Collect every line of the records below that contains the word "MINOLTA".

→ **Dataset entries**:
-------------------------
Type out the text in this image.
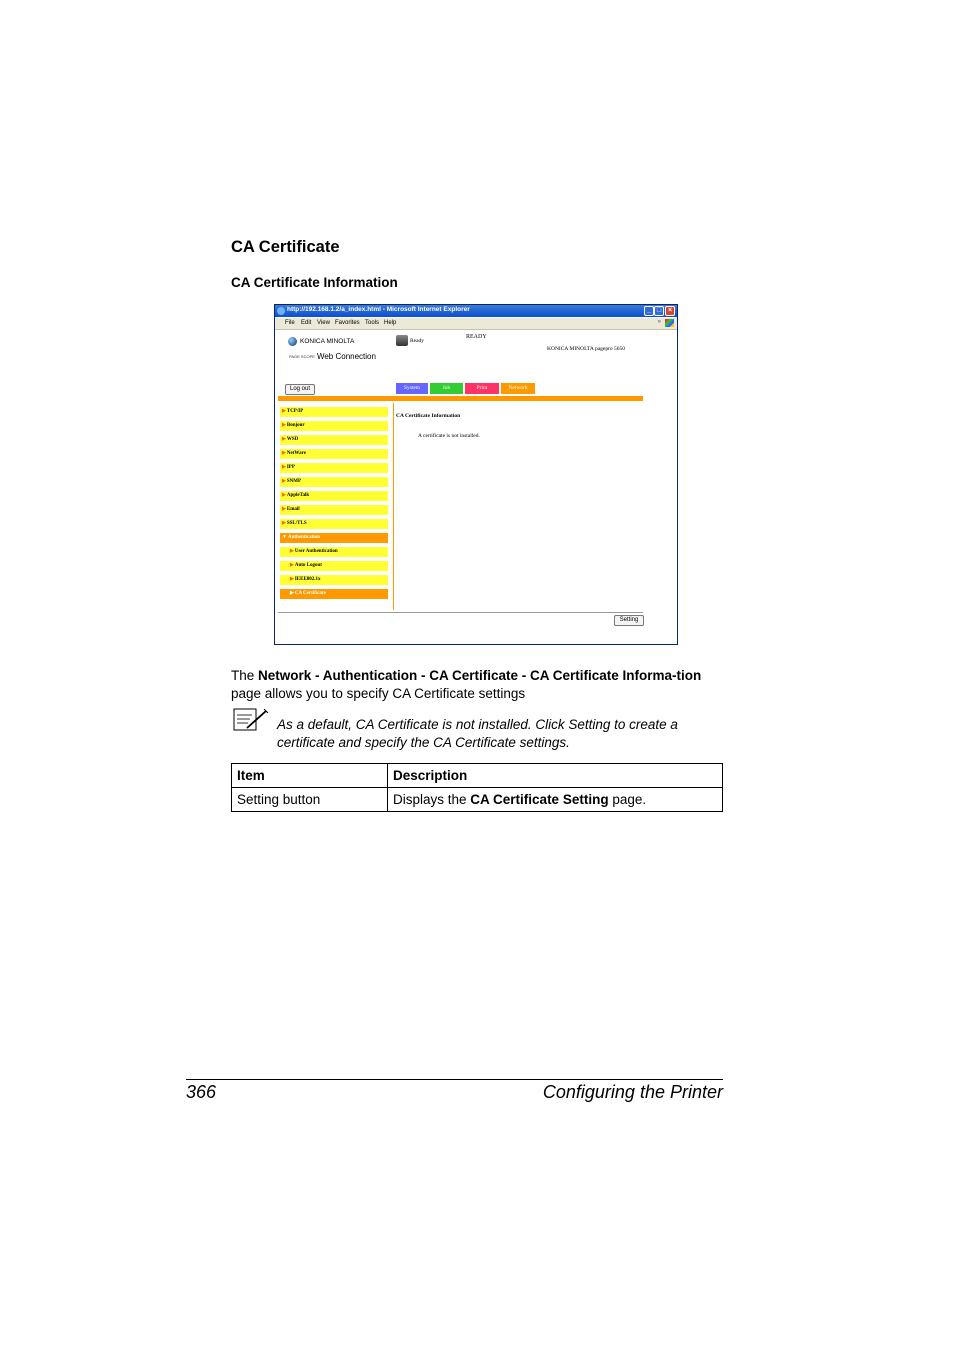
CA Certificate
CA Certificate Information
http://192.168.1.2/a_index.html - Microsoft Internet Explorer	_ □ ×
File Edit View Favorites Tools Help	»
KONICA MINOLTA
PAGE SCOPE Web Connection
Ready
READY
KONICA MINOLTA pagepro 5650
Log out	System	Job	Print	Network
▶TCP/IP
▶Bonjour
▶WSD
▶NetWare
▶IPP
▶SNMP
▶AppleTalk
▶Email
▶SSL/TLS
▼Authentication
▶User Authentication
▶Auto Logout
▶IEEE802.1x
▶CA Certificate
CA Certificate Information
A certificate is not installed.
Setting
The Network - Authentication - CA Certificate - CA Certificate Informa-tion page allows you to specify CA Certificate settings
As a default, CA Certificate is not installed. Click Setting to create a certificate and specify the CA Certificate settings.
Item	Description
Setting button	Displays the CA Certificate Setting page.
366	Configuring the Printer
-------------------------
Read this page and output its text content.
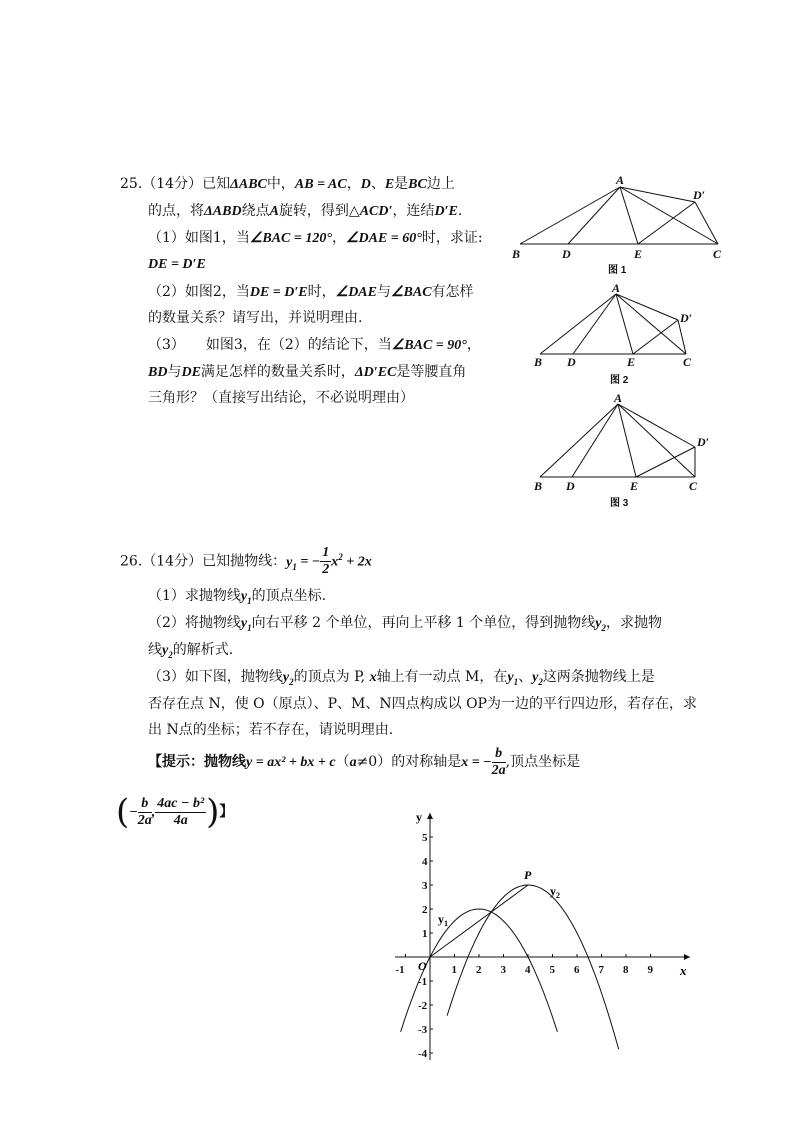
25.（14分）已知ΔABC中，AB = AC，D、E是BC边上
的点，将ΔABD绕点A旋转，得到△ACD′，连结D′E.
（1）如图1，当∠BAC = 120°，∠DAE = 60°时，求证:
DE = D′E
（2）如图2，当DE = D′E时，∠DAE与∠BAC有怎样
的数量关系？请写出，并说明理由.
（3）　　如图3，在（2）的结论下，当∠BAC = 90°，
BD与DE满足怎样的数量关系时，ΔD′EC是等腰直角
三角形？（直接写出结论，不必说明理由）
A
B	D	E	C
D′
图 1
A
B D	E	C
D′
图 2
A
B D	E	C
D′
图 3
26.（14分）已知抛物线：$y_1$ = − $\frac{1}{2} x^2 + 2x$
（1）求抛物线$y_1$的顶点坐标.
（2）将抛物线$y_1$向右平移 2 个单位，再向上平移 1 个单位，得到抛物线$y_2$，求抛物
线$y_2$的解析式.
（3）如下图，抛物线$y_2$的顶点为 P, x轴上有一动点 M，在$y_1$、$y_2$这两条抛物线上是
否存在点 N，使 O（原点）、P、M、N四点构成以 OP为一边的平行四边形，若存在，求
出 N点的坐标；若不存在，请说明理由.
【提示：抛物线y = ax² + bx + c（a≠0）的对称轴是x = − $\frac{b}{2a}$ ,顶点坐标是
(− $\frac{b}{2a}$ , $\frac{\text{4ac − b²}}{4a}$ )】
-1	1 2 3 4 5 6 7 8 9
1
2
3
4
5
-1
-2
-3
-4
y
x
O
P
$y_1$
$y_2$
-------------------------
→ **The solution**:
KONICA MINOLTA
KONICA MINOLTA pagepro 5650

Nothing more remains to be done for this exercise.